(Dataset rows)

++++++++

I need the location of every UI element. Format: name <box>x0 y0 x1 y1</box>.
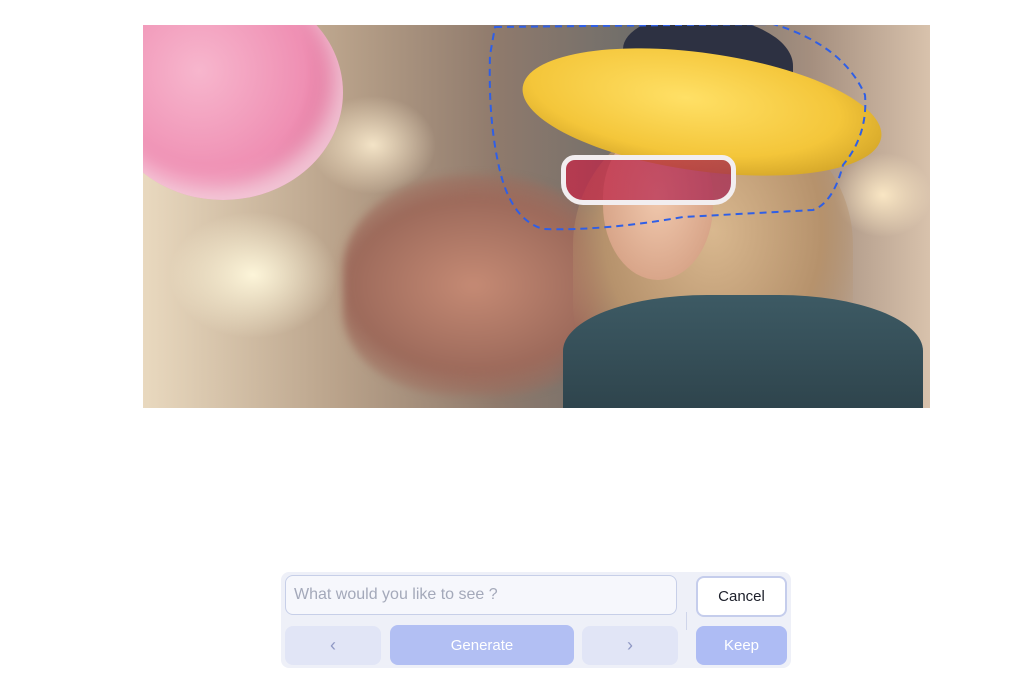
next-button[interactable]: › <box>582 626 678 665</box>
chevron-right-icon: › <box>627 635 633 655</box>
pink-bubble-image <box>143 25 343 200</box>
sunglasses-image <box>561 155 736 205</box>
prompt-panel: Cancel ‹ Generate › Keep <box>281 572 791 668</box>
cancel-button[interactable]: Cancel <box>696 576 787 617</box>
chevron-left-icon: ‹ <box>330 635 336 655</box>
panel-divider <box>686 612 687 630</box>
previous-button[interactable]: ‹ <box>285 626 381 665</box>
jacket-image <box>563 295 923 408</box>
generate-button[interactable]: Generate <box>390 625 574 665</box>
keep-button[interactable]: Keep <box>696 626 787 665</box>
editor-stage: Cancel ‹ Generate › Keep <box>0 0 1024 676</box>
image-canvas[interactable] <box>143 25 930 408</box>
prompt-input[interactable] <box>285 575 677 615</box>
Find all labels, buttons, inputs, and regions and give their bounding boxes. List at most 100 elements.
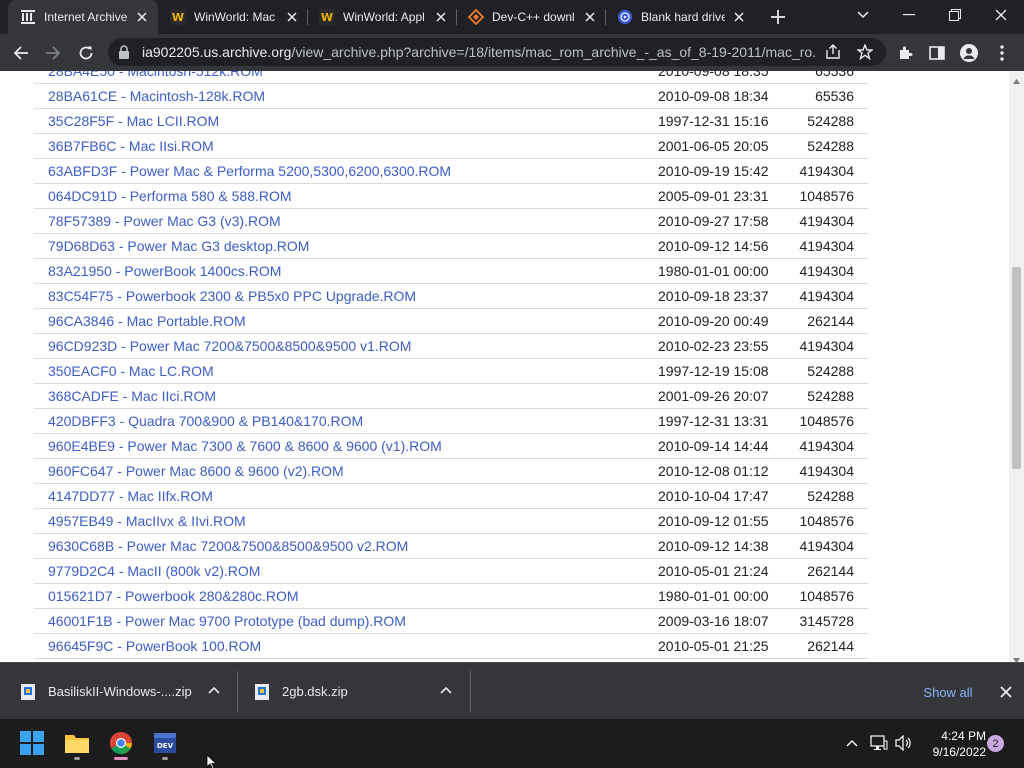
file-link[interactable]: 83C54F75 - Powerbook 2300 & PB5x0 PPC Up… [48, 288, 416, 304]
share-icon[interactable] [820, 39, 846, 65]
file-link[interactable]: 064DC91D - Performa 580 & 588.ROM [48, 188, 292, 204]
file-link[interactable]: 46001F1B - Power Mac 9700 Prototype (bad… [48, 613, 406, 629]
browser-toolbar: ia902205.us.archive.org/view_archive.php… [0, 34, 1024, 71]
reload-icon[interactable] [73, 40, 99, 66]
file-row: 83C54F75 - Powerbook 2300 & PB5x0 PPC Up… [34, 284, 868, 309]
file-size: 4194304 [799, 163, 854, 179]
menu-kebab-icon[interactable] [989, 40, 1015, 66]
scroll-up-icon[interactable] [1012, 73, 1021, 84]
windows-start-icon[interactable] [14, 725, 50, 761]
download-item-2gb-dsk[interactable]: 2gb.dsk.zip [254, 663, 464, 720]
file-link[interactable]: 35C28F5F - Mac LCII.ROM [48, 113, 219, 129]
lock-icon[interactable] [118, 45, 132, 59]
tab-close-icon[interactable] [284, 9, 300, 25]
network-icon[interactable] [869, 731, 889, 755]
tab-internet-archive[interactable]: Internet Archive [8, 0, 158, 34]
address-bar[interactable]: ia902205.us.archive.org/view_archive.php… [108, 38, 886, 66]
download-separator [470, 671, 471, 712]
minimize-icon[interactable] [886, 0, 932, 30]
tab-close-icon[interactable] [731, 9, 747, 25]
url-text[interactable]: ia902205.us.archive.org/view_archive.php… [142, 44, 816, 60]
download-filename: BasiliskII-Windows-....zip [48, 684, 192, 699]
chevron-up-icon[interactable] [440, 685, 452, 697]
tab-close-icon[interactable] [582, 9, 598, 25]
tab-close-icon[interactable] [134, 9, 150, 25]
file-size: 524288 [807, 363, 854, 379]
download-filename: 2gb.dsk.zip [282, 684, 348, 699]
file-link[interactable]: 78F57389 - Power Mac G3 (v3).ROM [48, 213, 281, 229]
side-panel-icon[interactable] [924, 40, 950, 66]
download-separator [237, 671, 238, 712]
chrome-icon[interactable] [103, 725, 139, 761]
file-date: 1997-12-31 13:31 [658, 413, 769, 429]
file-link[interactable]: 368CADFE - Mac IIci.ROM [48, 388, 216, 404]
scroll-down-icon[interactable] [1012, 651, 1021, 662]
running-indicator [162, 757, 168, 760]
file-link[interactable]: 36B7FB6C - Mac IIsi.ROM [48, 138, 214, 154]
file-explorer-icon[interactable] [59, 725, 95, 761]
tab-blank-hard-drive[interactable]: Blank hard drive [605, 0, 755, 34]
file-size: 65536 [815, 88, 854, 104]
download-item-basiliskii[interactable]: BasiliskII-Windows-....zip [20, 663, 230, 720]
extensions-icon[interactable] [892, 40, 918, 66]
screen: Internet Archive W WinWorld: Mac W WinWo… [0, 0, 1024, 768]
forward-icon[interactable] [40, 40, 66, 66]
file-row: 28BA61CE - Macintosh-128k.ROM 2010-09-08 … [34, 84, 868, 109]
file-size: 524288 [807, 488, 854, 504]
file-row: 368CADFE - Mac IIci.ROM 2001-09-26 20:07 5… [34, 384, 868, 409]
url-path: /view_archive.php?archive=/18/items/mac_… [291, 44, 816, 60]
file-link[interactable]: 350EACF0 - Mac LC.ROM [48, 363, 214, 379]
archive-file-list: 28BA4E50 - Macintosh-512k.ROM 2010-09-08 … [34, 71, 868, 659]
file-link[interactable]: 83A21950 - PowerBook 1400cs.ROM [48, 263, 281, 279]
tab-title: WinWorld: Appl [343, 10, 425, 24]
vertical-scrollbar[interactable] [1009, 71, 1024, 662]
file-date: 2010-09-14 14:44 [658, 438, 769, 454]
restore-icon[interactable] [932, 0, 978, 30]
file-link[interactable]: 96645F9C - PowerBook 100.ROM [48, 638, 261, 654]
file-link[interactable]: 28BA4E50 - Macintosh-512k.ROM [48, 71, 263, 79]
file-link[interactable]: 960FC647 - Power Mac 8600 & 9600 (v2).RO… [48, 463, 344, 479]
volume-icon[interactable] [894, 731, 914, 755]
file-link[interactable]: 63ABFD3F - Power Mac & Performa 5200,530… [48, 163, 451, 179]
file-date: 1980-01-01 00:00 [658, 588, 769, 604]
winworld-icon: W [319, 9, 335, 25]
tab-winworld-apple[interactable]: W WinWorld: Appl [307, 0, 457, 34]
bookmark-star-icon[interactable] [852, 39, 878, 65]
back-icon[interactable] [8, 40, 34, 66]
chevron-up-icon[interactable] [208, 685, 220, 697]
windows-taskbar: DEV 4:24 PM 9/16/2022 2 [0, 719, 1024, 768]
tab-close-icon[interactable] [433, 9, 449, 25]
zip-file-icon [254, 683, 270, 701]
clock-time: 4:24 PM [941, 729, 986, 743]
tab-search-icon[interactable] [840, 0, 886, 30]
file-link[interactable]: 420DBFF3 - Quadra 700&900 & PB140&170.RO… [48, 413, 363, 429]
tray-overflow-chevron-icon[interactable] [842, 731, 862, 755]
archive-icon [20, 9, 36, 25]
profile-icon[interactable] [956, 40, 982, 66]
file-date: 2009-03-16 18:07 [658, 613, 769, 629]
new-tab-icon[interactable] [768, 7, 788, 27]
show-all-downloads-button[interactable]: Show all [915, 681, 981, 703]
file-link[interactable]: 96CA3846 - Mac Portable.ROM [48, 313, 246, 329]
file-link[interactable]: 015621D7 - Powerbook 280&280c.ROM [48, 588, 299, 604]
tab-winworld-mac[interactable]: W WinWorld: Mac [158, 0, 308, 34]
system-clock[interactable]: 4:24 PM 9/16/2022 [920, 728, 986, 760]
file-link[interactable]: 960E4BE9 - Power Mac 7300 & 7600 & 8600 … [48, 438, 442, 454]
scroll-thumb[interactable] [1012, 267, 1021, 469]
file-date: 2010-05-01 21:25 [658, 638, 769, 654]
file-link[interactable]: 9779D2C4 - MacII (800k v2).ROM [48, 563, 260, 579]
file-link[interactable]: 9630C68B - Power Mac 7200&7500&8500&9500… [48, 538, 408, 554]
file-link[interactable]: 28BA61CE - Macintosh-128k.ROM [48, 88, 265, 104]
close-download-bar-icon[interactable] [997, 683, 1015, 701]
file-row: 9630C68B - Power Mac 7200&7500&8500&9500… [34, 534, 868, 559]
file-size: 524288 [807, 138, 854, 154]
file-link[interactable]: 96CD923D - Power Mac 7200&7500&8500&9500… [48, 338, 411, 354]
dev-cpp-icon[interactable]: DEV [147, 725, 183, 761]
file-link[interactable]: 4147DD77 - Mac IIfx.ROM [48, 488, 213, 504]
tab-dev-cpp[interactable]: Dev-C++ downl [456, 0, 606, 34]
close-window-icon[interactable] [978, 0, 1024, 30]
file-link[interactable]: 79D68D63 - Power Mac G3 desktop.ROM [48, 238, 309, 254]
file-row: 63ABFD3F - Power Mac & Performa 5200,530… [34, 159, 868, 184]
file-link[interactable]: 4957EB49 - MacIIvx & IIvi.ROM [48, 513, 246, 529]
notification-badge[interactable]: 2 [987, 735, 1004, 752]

++++++++

Reproduce the lines of the records without any change, beginning at the line that contains "next-button[interactable]: › <box>582" and stopping after the line that contains "jacket-image <box>563 295 923 408</box>".

> _Answer to the problem_
next-button[interactable]: › <box>582 626 678 665</box>
chevron-right-icon: › <box>627 635 633 655</box>
pink-bubble-image <box>143 25 343 200</box>
sunglasses-image <box>561 155 736 205</box>
prompt-panel: Cancel ‹ Generate › Keep <box>281 572 791 668</box>
cancel-button[interactable]: Cancel <box>696 576 787 617</box>
chevron-left-icon: ‹ <box>330 635 336 655</box>
panel-divider <box>686 612 687 630</box>
previous-button[interactable]: ‹ <box>285 626 381 665</box>
jacket-image <box>563 295 923 408</box>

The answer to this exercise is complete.